======== RECORDS PROVIDED

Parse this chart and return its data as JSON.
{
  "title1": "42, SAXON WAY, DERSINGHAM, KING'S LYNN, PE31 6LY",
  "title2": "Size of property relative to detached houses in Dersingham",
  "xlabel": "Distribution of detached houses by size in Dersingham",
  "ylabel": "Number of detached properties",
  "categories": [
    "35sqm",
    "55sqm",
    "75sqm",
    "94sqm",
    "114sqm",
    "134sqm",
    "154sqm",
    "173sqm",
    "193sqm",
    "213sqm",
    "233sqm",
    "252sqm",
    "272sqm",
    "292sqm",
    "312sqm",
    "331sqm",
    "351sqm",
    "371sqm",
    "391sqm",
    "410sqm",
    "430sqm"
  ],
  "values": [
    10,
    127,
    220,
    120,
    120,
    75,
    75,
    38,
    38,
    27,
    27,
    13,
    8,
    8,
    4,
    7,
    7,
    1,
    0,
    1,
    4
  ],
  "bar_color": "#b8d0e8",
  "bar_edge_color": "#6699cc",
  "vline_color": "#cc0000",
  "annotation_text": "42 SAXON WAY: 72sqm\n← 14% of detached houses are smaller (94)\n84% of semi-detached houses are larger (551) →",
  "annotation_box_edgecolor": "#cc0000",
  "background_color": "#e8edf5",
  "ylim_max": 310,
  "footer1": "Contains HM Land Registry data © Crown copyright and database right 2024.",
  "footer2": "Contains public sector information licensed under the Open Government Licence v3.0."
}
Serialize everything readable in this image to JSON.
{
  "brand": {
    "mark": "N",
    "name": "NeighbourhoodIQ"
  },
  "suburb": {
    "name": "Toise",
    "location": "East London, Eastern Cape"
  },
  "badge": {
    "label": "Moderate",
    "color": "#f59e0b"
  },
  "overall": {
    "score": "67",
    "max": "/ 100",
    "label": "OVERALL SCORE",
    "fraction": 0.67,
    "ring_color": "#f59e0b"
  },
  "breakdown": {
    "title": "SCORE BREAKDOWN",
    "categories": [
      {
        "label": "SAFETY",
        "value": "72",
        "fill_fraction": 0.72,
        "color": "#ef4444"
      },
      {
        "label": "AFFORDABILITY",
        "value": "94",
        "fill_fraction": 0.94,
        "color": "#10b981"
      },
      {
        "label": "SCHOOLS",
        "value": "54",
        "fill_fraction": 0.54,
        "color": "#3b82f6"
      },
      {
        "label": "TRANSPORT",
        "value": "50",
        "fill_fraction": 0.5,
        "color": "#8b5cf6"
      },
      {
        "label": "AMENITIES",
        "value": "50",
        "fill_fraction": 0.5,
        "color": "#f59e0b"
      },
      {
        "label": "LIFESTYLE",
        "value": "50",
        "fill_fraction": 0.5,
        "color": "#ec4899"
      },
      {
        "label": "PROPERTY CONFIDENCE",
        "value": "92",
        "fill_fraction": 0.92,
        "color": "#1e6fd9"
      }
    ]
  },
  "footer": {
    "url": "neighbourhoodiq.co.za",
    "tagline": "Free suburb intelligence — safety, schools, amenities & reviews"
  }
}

================

THE TASK:
Copy each line of the records above that carries the word "data".

WRITTEN SOLUTION:
Parse this chart and return its data as JSON.
  "footer1": "Contains HM Land Registry data © Crown copyright and database right 2024.",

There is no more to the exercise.